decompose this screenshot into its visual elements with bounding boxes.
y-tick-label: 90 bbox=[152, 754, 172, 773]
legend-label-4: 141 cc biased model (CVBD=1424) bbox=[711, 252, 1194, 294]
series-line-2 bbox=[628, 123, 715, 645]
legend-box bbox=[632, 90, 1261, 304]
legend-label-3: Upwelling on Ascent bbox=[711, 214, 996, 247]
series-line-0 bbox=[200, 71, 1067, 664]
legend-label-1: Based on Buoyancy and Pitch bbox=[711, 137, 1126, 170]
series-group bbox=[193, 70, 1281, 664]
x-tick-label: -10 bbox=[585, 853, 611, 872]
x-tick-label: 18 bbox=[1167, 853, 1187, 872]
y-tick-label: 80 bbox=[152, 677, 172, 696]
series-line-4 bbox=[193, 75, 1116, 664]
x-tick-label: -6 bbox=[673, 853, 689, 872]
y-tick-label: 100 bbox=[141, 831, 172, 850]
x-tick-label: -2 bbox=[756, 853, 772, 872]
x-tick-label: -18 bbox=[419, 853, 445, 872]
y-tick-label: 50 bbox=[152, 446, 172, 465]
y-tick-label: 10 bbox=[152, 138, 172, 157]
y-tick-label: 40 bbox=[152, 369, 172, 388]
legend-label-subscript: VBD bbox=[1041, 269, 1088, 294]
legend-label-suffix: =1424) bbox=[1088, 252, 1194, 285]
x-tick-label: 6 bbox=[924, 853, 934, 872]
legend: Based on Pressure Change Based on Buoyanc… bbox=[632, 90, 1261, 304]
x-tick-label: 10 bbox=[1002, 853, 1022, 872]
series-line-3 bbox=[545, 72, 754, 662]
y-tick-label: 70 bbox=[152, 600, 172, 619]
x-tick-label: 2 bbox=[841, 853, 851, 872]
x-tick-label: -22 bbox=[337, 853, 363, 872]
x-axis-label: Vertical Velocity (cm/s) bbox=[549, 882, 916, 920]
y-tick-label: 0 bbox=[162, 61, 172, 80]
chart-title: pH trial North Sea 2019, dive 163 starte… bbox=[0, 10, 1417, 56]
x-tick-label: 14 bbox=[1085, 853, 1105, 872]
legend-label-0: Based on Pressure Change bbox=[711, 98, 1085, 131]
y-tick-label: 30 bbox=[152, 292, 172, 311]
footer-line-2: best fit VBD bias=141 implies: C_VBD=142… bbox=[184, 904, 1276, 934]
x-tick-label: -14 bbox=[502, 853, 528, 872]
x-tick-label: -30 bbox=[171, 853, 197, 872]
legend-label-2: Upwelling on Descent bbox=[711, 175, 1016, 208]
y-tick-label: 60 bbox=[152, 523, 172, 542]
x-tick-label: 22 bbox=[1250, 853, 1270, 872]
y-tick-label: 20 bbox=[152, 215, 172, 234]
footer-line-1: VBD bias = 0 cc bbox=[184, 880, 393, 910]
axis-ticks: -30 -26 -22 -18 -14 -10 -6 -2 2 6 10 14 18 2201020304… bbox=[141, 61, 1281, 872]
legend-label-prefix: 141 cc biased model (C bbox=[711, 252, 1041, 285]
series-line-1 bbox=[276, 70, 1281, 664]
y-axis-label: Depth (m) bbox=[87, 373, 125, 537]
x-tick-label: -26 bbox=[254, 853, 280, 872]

━━━━━━━━━━━━━━━━

**Goal**
Rewrite every line of the listing above as a JSON list of strings, one string per line, leaving out any blank lines.

**Full solution**
[
  "decompose this screenshot into its visual elements with bounding boxes.",
  "y-tick-label: 90 bbox=[152, 754, 172, 773]",
  "legend-label-4: 141 cc biased model (CVBD=1424) bbox=[711, 252, 1194, 294]",
  "series-line-2 bbox=[628, 123, 715, 645]",
  "legend-box bbox=[632, 90, 1261, 304]",
  "legend-label-3: Upwelling on Ascent bbox=[711, 214, 996, 247]",
  "series-line-0 bbox=[200, 71, 1067, 664]",
  "legend-label-1: Based on Buoyancy and Pitch bbox=[711, 137, 1126, 170]",
  "series-group bbox=[193, 70, 1281, 664]",
  "x-tick-label: -10 bbox=[585, 853, 611, 872]",
  "x-tick-label: 18 bbox=[1167, 853, 1187, 872]",
  "y-tick-label: 80 bbox=[152, 677, 172, 696]",
  "series-line-4 bbox=[193, 75, 1116, 664]",
  "x-tick-label: -6 bbox=[673, 853, 689, 872]",
  "y-tick-label: 100 bbox=[141, 831, 172, 850]",
  "x-tick-label: -2 bbox=[756, 853, 772, 872]",
  "x-tick-label: -18 bbox=[419, 853, 445, 872]",
  "y-tick-label: 50 bbox=[152, 446, 172, 465]",
  "y-tick-label: 10 bbox=[152, 138, 172, 157]",
  "y-tick-label: 40 bbox=[152, 369, 172, 388]",
  "legend-label-subscript: VBD bbox=[1041, 269, 1088, 294]",
  "legend-label-suffix: =1424) bbox=[1088, 252, 1194, 285]",
  "x-tick-label: 6 bbox=[924, 853, 934, 872]",
  "legend: Based on Pressure Change Based on Buoyanc… bbox=[632, 90, 1261, 304]",
  "x-tick-label: 10 bbox=[1002, 853, 1022, 872]",
  "series-line-3 bbox=[545, 72, 754, 662]",
  "y-tick-label: 70 bbox=[152, 600, 172, 619]",
  "x-tick-label: 2 bbox=[841, 853, 851, 872]",
  "x-tick-label: -22 bbox=[337, 853, 363, 872]",
  "x-axis-label: Vertical Velocity (cm/s) bbox=[549, 882, 916, 920]",
  "y-tick-label: 0 bbox=[162, 61, 172, 80]",
  "chart-title: pH trial North Sea 2019, dive 163 starte… bbox=[0, 10, 1417, 56]",
  "x-tick-label: 14 bbox=[1085, 853, 1105, 872]",
  "legend-label-0: Based on Pressure Change bbox=[711, 98, 1085, 131]",
  "y-tick-label: 30 bbox=[152, 292, 172, 311]",
  "footer-line-2: best fit VBD bias=141 implies: C_VBD=142… bbox=[184, 904, 1276, 934]",
  "x-tick-label: -14 bbox=[502, 853, 528, 872]",
  "x-tick-label: -30 bbox=[171, 853, 197, 872]",
  "legend-label-2: Upwelling on Descent bbox=[711, 175, 1016, 208]",
  "y-tick-label: 60 bbox=[152, 523, 172, 542]",
  "x-tick-label: 22 bbox=[1250, 853, 1270, 872]",
  "y-tick-label: 20 bbox=[152, 215, 172, 234]",
  "footer-line-1: VBD bias = 0 cc bbox=[184, 880, 393, 910]",
  "axis-ticks: -30 -26 -22 -18 -14 -10 -6 -2 2 6 10 14 18 2201020304… bbox=[141, 61, 1281, 872]",
  "legend-label-prefix: 141 cc biased model (C bbox=[711, 252, 1041, 285]",
  "series-line-1 bbox=[276, 70, 1281, 664]",
  "y-axis-label: Depth (m) bbox=[87, 373, 125, 537]",
  "x-tick-label: -26 bbox=[254, 853, 280, 872]"
]